[LISTING]
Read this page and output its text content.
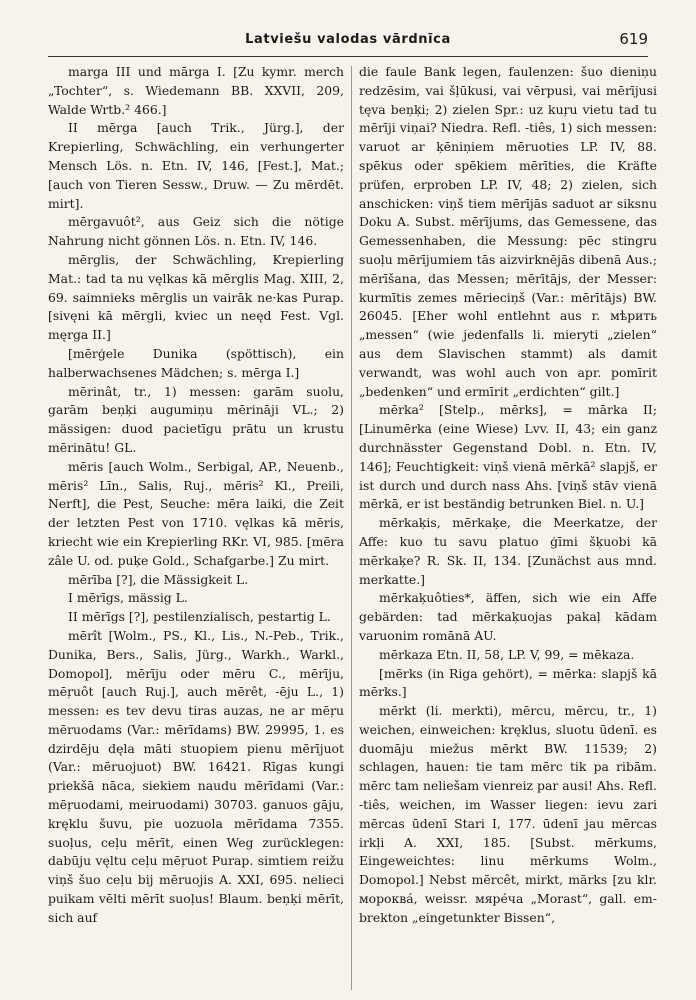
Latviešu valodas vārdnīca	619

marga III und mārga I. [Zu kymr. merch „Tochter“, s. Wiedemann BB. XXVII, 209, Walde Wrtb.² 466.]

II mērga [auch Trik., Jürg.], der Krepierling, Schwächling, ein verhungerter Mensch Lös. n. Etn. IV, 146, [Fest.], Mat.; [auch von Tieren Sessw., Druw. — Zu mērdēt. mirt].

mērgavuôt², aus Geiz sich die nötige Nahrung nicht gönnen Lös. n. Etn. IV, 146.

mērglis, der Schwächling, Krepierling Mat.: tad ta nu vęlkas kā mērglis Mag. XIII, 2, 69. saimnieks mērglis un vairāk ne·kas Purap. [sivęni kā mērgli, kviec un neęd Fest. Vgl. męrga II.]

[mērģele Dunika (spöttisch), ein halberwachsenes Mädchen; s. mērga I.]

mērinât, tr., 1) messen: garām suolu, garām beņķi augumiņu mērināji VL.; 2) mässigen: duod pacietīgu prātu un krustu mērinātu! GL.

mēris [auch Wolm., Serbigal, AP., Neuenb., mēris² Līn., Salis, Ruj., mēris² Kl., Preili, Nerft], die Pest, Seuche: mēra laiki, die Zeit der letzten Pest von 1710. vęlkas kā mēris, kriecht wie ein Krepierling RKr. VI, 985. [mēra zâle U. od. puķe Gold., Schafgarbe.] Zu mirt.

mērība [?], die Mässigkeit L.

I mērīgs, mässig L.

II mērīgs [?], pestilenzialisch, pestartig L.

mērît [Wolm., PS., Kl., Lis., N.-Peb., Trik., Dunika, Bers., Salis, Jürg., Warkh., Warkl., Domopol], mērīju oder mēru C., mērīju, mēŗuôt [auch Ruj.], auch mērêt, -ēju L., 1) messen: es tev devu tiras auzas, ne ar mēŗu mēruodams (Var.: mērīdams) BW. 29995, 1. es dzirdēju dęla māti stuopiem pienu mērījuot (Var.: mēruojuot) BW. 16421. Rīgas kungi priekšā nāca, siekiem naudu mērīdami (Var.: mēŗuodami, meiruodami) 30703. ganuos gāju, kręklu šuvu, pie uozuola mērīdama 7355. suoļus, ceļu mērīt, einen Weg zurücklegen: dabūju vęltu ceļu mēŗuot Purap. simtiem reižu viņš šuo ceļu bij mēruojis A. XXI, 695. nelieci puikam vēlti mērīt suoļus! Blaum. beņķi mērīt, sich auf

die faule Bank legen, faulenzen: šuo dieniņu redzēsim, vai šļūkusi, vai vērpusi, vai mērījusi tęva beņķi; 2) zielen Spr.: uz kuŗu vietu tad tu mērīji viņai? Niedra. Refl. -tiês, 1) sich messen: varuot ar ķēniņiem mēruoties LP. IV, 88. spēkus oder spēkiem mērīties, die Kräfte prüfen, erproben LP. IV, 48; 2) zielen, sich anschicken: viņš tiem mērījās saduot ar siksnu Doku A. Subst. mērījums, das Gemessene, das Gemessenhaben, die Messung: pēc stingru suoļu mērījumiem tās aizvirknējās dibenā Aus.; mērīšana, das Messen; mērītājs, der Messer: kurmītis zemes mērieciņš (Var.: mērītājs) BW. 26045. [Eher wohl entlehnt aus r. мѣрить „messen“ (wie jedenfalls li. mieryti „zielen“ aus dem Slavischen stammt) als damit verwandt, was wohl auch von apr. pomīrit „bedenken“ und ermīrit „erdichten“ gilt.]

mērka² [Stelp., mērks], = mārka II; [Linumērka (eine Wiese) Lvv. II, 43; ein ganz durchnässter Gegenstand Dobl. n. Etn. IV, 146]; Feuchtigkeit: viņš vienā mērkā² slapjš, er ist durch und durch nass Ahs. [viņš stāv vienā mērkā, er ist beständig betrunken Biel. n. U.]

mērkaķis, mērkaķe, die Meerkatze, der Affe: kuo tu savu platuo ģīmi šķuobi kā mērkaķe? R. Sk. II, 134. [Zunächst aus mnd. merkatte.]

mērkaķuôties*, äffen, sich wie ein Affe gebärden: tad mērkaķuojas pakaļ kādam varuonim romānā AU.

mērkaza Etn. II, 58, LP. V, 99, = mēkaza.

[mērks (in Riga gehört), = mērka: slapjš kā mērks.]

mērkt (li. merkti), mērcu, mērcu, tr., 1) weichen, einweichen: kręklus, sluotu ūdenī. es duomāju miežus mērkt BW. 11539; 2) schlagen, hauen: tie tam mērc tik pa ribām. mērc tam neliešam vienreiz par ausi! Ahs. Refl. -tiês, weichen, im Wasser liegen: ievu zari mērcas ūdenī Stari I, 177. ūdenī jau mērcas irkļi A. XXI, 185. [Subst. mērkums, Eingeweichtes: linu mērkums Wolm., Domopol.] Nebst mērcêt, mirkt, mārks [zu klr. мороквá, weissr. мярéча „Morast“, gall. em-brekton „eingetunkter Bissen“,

---

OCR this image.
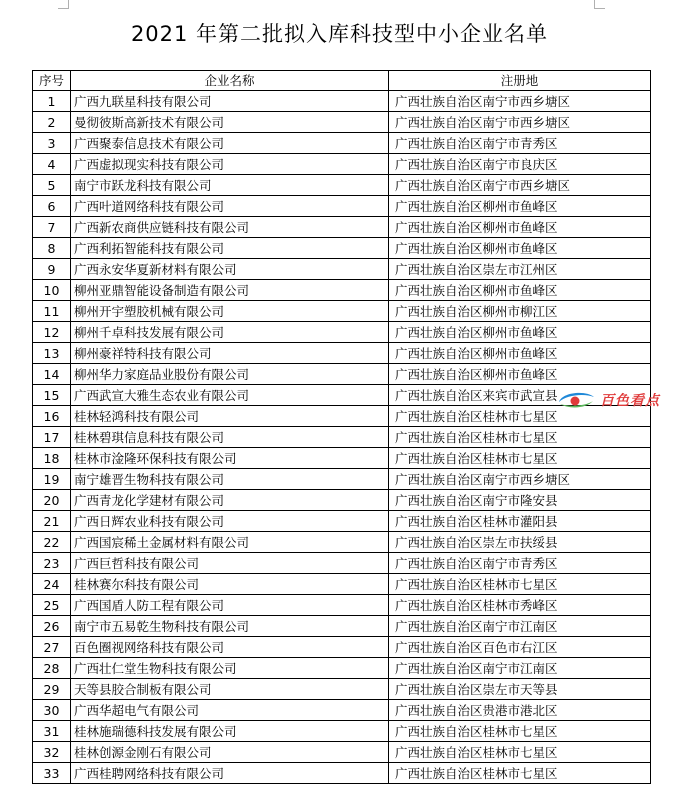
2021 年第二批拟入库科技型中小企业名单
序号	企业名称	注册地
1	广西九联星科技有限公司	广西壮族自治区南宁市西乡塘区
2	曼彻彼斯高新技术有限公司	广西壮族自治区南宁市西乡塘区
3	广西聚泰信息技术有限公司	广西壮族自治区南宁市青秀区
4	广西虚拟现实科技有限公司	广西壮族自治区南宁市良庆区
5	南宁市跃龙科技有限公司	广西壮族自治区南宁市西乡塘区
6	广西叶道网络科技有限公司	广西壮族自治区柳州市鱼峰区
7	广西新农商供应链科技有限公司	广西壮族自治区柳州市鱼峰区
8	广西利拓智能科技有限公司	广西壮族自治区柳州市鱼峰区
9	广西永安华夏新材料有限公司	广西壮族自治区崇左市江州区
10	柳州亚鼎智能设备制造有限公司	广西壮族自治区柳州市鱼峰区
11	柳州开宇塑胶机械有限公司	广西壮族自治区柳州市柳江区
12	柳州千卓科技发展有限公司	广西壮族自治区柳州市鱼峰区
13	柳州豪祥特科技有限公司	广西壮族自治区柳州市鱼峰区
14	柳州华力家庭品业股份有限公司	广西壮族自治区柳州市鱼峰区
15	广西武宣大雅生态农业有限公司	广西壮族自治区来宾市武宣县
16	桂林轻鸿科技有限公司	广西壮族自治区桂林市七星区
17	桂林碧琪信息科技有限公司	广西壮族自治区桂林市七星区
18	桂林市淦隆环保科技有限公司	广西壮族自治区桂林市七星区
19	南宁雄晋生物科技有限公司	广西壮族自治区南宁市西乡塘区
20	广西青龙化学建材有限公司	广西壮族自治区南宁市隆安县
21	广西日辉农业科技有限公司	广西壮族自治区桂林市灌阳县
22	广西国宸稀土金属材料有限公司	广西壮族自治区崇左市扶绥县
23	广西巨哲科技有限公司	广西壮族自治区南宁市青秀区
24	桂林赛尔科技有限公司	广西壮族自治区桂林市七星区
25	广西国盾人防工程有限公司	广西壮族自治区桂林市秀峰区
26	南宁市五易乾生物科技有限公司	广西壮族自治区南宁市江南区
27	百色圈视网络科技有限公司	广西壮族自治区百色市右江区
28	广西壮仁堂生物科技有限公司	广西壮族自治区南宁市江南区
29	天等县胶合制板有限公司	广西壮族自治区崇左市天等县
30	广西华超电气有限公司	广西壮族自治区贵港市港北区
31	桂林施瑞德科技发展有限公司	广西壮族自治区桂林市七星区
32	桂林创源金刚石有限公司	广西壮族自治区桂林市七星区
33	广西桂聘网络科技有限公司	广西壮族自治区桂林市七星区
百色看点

...

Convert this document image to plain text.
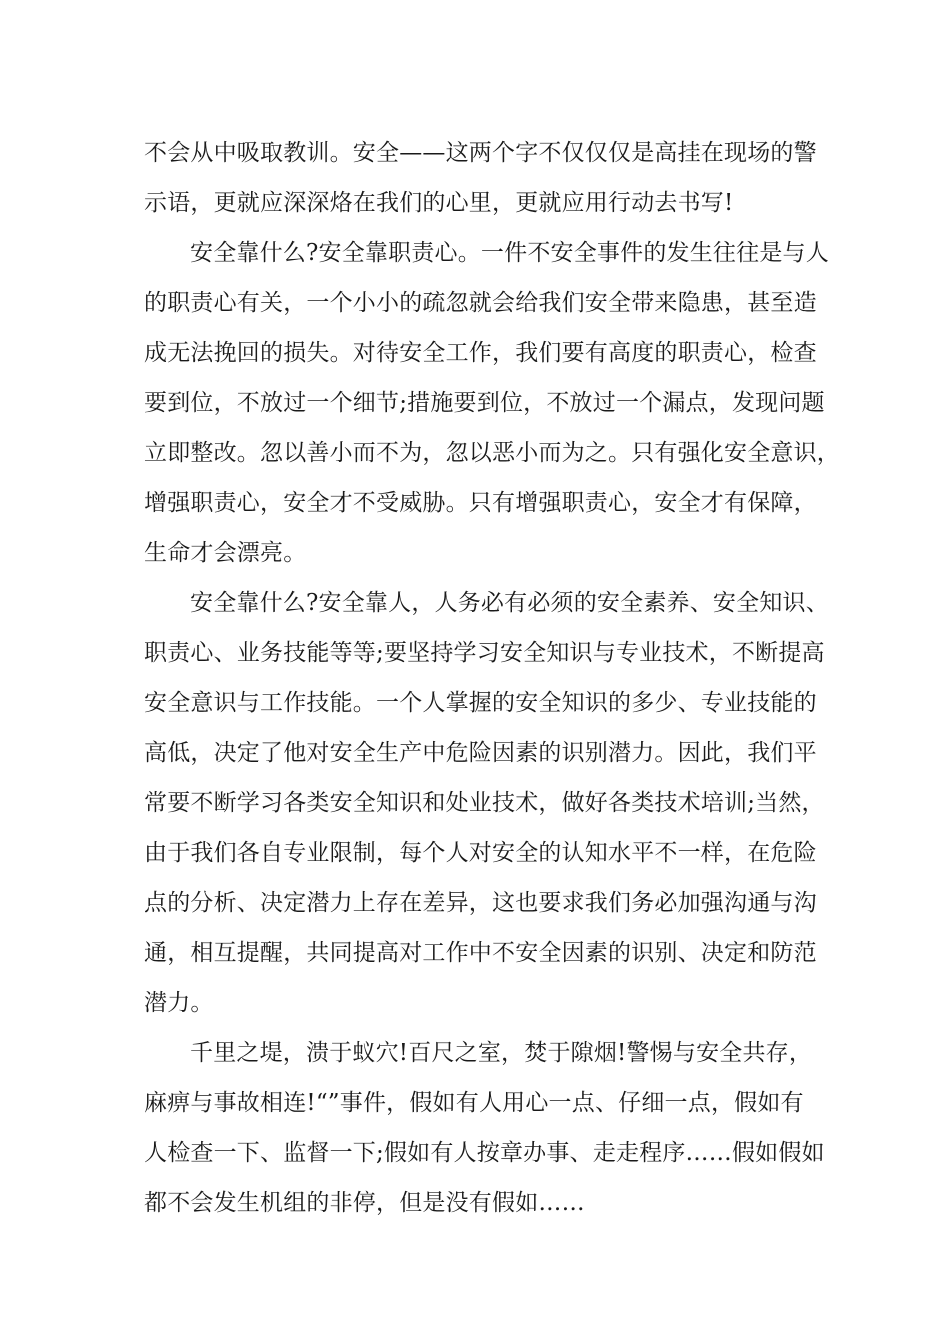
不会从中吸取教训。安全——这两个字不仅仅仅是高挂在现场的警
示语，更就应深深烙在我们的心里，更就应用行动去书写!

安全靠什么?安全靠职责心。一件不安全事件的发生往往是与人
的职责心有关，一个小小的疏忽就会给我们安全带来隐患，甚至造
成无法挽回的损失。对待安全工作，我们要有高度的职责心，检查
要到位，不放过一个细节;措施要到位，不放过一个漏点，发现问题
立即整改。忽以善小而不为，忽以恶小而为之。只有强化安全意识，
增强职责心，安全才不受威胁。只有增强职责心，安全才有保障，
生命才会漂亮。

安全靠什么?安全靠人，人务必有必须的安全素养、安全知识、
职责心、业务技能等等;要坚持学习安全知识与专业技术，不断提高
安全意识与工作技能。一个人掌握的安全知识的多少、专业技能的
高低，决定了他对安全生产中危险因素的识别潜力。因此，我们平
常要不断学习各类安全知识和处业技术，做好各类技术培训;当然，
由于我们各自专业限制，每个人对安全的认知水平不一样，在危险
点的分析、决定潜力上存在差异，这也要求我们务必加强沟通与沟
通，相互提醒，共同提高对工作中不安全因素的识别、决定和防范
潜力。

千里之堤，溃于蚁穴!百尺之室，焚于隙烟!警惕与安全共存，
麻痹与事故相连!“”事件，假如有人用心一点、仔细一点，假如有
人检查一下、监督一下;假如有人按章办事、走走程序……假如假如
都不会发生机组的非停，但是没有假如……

[WHAT THE EXERCISE ASKS] From the records above, pull out each line that has "广西壮族自治区南宁市青秀区".

[RESPONSE TO THIS TASK]
3	广西聚泰信息技术有限公司	广西壮族自治区南宁市青秀区
23	广西巨哲科技有限公司	广西壮族自治区南宁市青秀区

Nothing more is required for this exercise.